_What you need to do_:
Search the records for the word "Sort" and report each line that has it.

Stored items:
- - - - -

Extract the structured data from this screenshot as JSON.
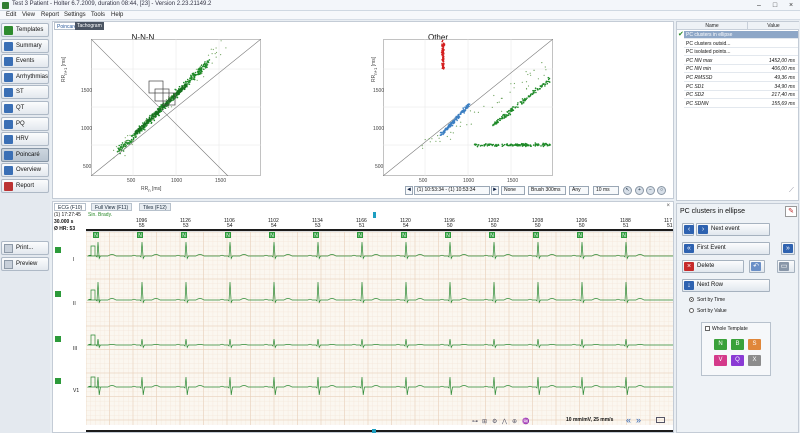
{
  "window": {
    "title": "Test 3 Patient - Holter 6.7.2009, duration 08:44, [23] - Version 2.23.21149.2",
    "min_glyph": "–",
    "max_glyph": "□",
    "close_glyph": "×"
  },
  "menu": [
    "Edit",
    "View",
    "Report",
    "Settings",
    "Tools",
    "Help"
  ],
  "nav": {
    "items": [
      {
        "label": "Templates",
        "color": "#2e8b2e"
      },
      {
        "label": "Summary",
        "color": "#3a6fb5"
      },
      {
        "label": "Events",
        "color": "#3a6fb5"
      },
      {
        "label": "Arrhythmias",
        "color": "#3a6fb5"
      },
      {
        "label": "ST",
        "color": "#3a6fb5"
      },
      {
        "label": "QT",
        "color": "#3a6fb5"
      },
      {
        "label": "PQ",
        "color": "#3a6fb5"
      },
      {
        "label": "HRV",
        "color": "#3a6fb5"
      },
      {
        "label": "Poincaré",
        "color": "#3a6fb5"
      },
      {
        "label": "Overview",
        "color": "#3a6fb5"
      },
      {
        "label": "Report",
        "color": "#b33"
      }
    ],
    "active_index": 8,
    "print_label": "Print...",
    "preview_label": "Preview"
  },
  "poincare": {
    "tabs": [
      "Poincaré",
      "Tachogram"
    ],
    "plot_left_title": "N-N-N",
    "plot_right_title": "Other",
    "x_label": "RR",
    "x_label_sub": "n",
    "x_label_unit": "[ms]",
    "y_label": "RR",
    "y_label_sub": "n+1",
    "y_label_unit": "[ms]",
    "ticks": [
      "500",
      "1000",
      "1500"
    ],
    "toolbar": {
      "range": "(1) 10:53:34 - (1) 10:53:34",
      "filter": "None",
      "brush": "Brush 300ms",
      "mode": "Any",
      "step": "10 ms",
      "prev": "◄",
      "next": "►"
    }
  },
  "stats": {
    "col_name": "Name",
    "col_value": "Value",
    "rows": [
      {
        "name": "PC clusters in ellipse",
        "value": "",
        "group": true,
        "selected": true
      },
      {
        "name": "PC clusters outsid...",
        "value": "",
        "group": true,
        "selected": false
      },
      {
        "name": "PC isolated points...",
        "value": "",
        "group": true,
        "selected": false
      },
      {
        "name": "PC NN max",
        "value": "1452,00 ms",
        "group": false,
        "selected": false
      },
      {
        "name": "PC NN min",
        "value": "406,00 ms",
        "group": false,
        "selected": false
      },
      {
        "name": "PC RMSSD",
        "value": "49,36 ms",
        "group": false,
        "selected": false
      },
      {
        "name": "PC SD1",
        "value": "34,90 ms",
        "group": false,
        "selected": false
      },
      {
        "name": "PC SD2",
        "value": "217,40 ms",
        "group": false,
        "selected": false
      },
      {
        "name": "PC SDNN",
        "value": "155,69 ms",
        "group": false,
        "selected": false
      }
    ]
  },
  "ecg": {
    "tabs": [
      "ECG (F10)",
      "Full View (F11)",
      "Tiles (F12)"
    ],
    "time": "(1) 17:27:45",
    "duration": "30.000 s",
    "hr": "Ø HR: 53",
    "rhythm": "Sin. Brady.",
    "rr_values": [
      "1096",
      "1126",
      "1106",
      "1102",
      "1134",
      "1166",
      "1120",
      "1196",
      "1202",
      "1208",
      "1206",
      "1188",
      "117"
    ],
    "hr_values": [
      "55",
      "53",
      "54",
      "54",
      "53",
      "51",
      "54",
      "50",
      "50",
      "50",
      "50",
      "51",
      "51"
    ],
    "beat_label": "N",
    "leads": [
      "I",
      "II",
      "III",
      "V1"
    ],
    "scale": "10 mm/mV, 25 mm/s",
    "pager_left": "«",
    "pager_right": "»"
  },
  "control": {
    "title": "PC clusters in ellipse",
    "next_event": "Next event",
    "first_event": "First Event",
    "delete": "Delete",
    "next_row": "Next Row",
    "sort_time": "Sort by Time",
    "sort_value": "Sort by Value",
    "whole_template": "Whole Template",
    "templates": [
      {
        "label": "N",
        "color": "#3aa13a"
      },
      {
        "label": "B",
        "color": "#3aa13a"
      },
      {
        "label": "S",
        "color": "#e0873a"
      },
      {
        "label": "V",
        "color": "#d43a8a"
      },
      {
        "label": "Q",
        "color": "#8a3ad4"
      },
      {
        "label": "X",
        "color": "#8c8c8c"
      }
    ]
  }
}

- - - - -

_Expected answer_:
    "sort_time": "Sort by Time",
    "sort_value": "Sort by Value",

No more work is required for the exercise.